* AIM
Give every line back verbatim, dropping all images.

* RECORDED DATA
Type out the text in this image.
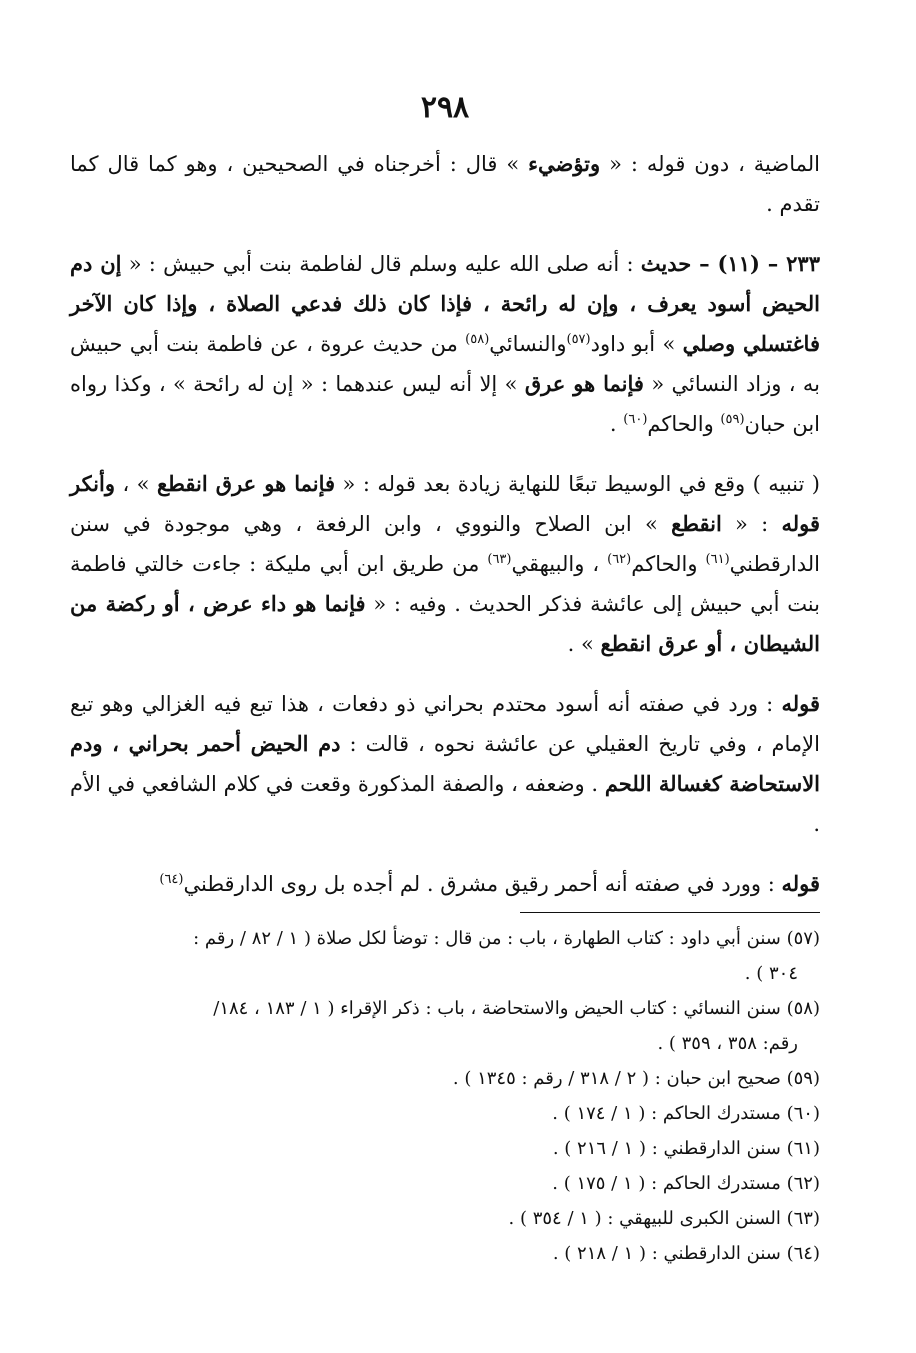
٢٩٨

الماضية ، دون قوله : « وتؤضيء » قال : أخرجناه في الصحيحين ، وهو كما قال كما تقدم .

٢٣٣ – (١١) – حديث : أنه صلى الله عليه وسلم قال لفاطمة بنت أبي حبيش : « إن دم الحيض أسود يعرف ، وإن له رائحة ، فإذا كان ذلك فدعي الصلاة ، وإذا كان الآخر فاغتسلي وصلي » أبو داود$^{(٥٧)}$والنسائي$^{(٥٨)}$ من حديث عروة ، عن فاطمة بنت أبي حبيش به ، وزاد النسائي « فإنما هو عرق » إلا أنه ليس عندهما : « إن له رائحة » ، وكذا رواه ابن حبان$^{(٥٩)}$ والحاكم$^{(٦٠)}$ .

( تنبيه ) وقع في الوسيط تبعًا للنهاية زيادة بعد قوله : « فإنما هو عرق انقطع » ، وأنكر قوله : « انقطع » ابن الصلاح والنووي ، وابن الرفعة ، وهي موجودة في سنن الدارقطني$^{(٦١)}$ والحاكم$^{(٦٢)}$ ، والبيهقي$^{(٦٣)}$ من طريق ابن أبي مليكة : جاءت خالتي فاطمة بنت أبي حبيش إلى عائشة فذكر الحديث . وفيه : « فإنما هو داء عرض ، أو ركضة من الشيطان ، أو عرق انقطع » .

قوله : ورد في صفته أنه أسود محتدم بحراني ذو دفعات ، هذا تبع فيه الغزالي وهو تبع الإمام ، وفي تاريخ العقيلي عن عائشة نحوه ، قالت : دم الحيض أحمر بحراني ، ودم الاستحاضة كغسالة اللحم . وضعفه ، والصفة المذكورة وقعت في كلام الشافعي في الأم .

قوله : وورد في صفته أنه أحمر رقيق مشرق . لم أجده بل روى الدارقطني$^{(٦٤)}$

(٥٧) سنن أبي داود : كتاب الطهارة ، باب : من قال : توضأ لكل صلاة ( ١ / ٨٢ / رقم :

٣٠٤ ) .

(٥٨) سنن النسائي : كتاب الحيض والاستحاضة ، باب : ذكر الإقراء ( ١ / ١٨٣ ، ١٨٤/

رقم: ٣٥٨ ، ٣٥٩ ) .

(٥٩) صحيح ابن حبان : ( ٢ / ٣١٨ / رقم : ١٣٤٥ ) .

(٦٠) مستدرك الحاكم : ( ١ / ١٧٤ ) .

(٦١) سنن الدارقطني : ( ١ / ٢١٦ ) .

(٦٢) مستدرك الحاكم : ( ١ / ١٧٥ ) .

(٦٣) السنن الكبرى للبيهقي : ( ١ / ٣٥٤ ) .

(٦٤) سنن الدارقطني : ( ١ / ٢١٨ ) .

* RESULT OF THE EXERCISE
Type out the text in this image.
٢٩٨

الماضية ، دون قوله : « وتؤضيء » قال : أخرجناه في الصحيحين ، وهو كما قال كما تقدم .

٢٣٣ – (١١) – حديث : أنه صلى الله عليه وسلم قال لفاطمة بنت أبي حبيش : « إن دم الحيض أسود يعرف ، وإن له رائحة ، فإذا كان ذلك فدعي الصلاة ، وإذا كان الآخر فاغتسلي وصلي » أبو داود$^{(٥٧)}$والنسائي$^{(٥٨)}$ من حديث عروة ، عن فاطمة بنت أبي حبيش به ، وزاد النسائي « فإنما هو عرق » إلا أنه ليس عندهما : « إن له رائحة » ، وكذا رواه ابن حبان$^{(٥٩)}$ والحاكم$^{(٦٠)}$ .

( تنبيه ) وقع في الوسيط تبعًا للنهاية زيادة بعد قوله : « فإنما هو عرق انقطع » ، وأنكر قوله : « انقطع » ابن الصلاح والنووي ، وابن الرفعة ، وهي موجودة في سنن الدارقطني$^{(٦١)}$ والحاكم$^{(٦٢)}$ ، والبيهقي$^{(٦٣)}$ من طريق ابن أبي مليكة : جاءت خالتي فاطمة بنت أبي حبيش إلى عائشة فذكر الحديث . وفيه : « فإنما هو داء عرض ، أو ركضة من الشيطان ، أو عرق انقطع » .

قوله : ورد في صفته أنه أسود محتدم بحراني ذو دفعات ، هذا تبع فيه الغزالي وهو تبع الإمام ، وفي تاريخ العقيلي عن عائشة نحوه ، قالت : دم الحيض أحمر بحراني ، ودم الاستحاضة كغسالة اللحم . وضعفه ، والصفة المذكورة وقعت في كلام الشافعي في الأم .

قوله : وورد في صفته أنه أحمر رقيق مشرق . لم أجده بل روى الدارقطني$^{(٦٤)}$

(٥٧) سنن أبي داود : كتاب الطهارة ، باب : من قال : توضأ لكل صلاة ( ١ / ٨٢ / رقم :

٣٠٤ ) .

(٥٨) سنن النسائي : كتاب الحيض والاستحاضة ، باب : ذكر الإقراء ( ١ / ١٨٣ ، ١٨٤/

رقم: ٣٥٨ ، ٣٥٩ ) .

(٥٩) صحيح ابن حبان : ( ٢ / ٣١٨ / رقم : ١٣٤٥ ) .

(٦٠) مستدرك الحاكم : ( ١ / ١٧٤ ) .

(٦١) سنن الدارقطني : ( ١ / ٢١٦ ) .

(٦٢) مستدرك الحاكم : ( ١ / ١٧٥ ) .

(٦٣) السنن الكبرى للبيهقي : ( ١ / ٣٥٤ ) .

(٦٤) سنن الدارقطني : ( ١ / ٢١٨ ) .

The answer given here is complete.